━━━ RECORD EXTRACTS
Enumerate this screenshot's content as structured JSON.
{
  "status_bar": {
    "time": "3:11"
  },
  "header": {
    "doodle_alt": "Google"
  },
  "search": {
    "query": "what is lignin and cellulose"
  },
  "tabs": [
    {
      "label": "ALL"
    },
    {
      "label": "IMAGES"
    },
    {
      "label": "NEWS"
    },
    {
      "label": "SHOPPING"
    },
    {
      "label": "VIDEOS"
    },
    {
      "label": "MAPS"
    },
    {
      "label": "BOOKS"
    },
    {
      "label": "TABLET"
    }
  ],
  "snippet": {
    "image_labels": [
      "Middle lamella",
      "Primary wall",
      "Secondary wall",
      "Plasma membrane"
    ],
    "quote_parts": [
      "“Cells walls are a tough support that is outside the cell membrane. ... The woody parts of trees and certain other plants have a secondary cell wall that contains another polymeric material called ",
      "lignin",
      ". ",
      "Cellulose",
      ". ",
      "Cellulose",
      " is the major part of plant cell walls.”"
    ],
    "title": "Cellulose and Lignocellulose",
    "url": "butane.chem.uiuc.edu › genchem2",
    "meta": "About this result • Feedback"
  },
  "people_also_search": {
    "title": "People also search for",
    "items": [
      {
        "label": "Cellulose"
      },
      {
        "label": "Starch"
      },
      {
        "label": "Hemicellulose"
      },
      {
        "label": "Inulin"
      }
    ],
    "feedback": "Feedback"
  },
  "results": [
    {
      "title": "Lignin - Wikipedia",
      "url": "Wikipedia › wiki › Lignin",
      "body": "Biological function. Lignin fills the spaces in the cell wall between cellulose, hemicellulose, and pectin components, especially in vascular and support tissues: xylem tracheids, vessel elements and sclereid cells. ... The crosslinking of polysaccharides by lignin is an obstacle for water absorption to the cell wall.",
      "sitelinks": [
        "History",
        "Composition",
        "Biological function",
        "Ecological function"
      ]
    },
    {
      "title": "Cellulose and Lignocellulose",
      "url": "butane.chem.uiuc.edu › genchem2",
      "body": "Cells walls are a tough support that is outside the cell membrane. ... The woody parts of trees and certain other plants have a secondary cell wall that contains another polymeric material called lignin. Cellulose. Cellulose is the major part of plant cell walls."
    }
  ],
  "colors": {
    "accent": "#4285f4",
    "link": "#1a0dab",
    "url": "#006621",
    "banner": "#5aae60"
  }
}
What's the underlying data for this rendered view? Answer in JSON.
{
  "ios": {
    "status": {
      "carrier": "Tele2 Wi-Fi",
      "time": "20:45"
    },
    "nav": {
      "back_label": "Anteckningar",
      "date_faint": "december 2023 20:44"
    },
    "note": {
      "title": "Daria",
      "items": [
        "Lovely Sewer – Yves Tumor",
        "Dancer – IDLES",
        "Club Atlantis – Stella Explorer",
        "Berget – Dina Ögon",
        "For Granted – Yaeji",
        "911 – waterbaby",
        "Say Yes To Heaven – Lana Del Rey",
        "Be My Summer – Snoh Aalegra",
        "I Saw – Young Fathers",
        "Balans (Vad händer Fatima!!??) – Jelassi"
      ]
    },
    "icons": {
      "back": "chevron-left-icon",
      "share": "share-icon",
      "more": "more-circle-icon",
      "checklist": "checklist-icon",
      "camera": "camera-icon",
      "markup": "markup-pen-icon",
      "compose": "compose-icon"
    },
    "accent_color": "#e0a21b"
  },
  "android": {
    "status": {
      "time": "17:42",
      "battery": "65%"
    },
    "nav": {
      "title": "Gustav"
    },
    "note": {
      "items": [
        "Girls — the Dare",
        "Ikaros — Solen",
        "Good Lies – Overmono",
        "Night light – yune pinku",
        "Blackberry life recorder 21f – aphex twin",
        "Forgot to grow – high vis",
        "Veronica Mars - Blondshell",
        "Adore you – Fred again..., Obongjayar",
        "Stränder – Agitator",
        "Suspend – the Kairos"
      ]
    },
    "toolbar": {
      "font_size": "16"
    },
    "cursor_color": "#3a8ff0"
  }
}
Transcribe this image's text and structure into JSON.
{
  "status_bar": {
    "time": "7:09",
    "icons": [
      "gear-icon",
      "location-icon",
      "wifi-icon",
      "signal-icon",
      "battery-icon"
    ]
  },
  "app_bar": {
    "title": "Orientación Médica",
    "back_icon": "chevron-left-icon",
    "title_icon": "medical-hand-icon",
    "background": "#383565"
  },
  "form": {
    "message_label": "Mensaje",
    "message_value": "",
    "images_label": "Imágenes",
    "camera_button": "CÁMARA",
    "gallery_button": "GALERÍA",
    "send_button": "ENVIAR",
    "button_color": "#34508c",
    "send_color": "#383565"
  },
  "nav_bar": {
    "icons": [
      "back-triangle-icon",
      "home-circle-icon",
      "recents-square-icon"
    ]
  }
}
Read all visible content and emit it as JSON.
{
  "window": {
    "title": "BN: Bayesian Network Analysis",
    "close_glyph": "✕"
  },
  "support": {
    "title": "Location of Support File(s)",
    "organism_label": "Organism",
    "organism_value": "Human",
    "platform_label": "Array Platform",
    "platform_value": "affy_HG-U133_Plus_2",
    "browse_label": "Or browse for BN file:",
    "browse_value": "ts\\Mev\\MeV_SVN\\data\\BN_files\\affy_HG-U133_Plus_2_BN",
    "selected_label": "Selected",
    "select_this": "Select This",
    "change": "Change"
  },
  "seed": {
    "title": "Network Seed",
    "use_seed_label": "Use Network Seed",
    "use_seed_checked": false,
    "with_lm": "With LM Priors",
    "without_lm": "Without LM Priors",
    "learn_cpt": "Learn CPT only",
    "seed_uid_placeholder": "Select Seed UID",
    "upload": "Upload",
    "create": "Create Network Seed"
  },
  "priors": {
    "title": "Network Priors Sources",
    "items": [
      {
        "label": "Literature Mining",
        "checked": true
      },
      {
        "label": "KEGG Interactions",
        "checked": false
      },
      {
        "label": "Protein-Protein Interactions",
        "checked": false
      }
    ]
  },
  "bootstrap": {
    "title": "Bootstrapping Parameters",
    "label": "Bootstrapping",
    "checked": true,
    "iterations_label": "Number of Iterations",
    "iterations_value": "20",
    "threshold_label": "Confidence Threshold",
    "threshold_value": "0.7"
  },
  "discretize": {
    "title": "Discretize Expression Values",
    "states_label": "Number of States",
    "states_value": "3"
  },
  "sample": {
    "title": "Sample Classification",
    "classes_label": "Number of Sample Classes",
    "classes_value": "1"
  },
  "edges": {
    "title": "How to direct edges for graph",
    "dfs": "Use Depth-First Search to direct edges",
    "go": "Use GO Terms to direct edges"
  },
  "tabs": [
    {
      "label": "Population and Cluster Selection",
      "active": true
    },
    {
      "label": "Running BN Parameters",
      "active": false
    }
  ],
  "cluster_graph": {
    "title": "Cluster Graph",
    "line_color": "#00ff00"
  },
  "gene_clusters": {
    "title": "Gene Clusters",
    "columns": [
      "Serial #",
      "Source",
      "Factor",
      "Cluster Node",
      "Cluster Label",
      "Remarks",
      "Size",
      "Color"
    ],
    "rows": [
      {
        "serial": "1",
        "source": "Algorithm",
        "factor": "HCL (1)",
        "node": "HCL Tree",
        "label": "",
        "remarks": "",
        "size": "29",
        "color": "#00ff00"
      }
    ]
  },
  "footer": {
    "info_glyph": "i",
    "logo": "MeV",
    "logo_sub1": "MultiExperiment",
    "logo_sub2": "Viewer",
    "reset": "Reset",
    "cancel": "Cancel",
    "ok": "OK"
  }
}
━━━━━━
WORK TO BE COMPLETED. Where a line of the data holds "trees", show that line.

TASK RESULT.
      "“Cells walls are a tough support that is outside the cell membrane. ... The woody parts of trees and certain other plants have a secondary cell wall that contains another polymeric material called ",
      "body": "Cells walls are a tough support that is outside the cell membrane. ... The woody parts of trees and certain other plants have a secondary cell wall that contains another polymeric material called lignin. Cellulose. Cellulose is the major part of plant cell walls."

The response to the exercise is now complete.